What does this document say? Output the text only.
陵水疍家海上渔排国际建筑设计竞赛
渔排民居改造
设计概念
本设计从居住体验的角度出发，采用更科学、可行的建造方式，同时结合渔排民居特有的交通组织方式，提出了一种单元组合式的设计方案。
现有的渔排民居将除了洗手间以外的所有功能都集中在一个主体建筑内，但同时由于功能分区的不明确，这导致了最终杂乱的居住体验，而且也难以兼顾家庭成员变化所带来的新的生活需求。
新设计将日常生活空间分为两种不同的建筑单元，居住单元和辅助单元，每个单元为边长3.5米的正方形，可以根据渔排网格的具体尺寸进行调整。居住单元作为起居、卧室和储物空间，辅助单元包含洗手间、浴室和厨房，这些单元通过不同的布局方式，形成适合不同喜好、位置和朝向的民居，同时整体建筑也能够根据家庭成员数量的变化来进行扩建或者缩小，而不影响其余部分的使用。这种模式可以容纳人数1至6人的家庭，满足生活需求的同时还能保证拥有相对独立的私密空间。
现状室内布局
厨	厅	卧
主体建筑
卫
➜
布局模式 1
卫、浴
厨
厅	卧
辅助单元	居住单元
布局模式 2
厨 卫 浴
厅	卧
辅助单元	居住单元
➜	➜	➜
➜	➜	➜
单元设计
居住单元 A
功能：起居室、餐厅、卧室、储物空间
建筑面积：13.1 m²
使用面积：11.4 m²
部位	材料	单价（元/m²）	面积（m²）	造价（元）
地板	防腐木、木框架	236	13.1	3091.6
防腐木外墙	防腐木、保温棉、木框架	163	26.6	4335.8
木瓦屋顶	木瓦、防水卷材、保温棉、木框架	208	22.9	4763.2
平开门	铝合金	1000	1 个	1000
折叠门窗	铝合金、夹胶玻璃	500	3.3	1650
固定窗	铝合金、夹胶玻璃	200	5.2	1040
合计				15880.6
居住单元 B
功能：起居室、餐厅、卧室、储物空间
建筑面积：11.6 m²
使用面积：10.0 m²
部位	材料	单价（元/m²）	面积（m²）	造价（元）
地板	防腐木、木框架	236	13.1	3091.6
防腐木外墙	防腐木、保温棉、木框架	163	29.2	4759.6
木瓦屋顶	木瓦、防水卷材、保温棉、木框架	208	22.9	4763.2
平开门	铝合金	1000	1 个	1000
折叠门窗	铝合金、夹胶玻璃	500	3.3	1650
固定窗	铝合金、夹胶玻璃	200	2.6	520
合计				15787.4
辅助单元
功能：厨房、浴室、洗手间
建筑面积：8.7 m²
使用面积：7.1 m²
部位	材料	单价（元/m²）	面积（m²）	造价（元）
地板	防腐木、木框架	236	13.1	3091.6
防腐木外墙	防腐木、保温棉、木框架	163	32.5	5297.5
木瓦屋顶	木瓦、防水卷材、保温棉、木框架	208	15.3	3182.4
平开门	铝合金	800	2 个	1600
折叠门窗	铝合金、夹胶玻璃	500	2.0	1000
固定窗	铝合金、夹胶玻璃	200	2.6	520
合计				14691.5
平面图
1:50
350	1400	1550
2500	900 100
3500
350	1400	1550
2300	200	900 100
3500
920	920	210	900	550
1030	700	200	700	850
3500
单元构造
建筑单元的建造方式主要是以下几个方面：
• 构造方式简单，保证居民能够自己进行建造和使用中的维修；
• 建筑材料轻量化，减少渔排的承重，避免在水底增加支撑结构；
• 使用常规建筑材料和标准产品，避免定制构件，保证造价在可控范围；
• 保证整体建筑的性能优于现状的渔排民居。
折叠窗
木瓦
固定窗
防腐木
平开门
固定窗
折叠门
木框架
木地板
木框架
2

--

> **Problem to work on**:
State the number of lines in the records that include "防腐木外墙", and write nothing else.

> **Written solution**:
3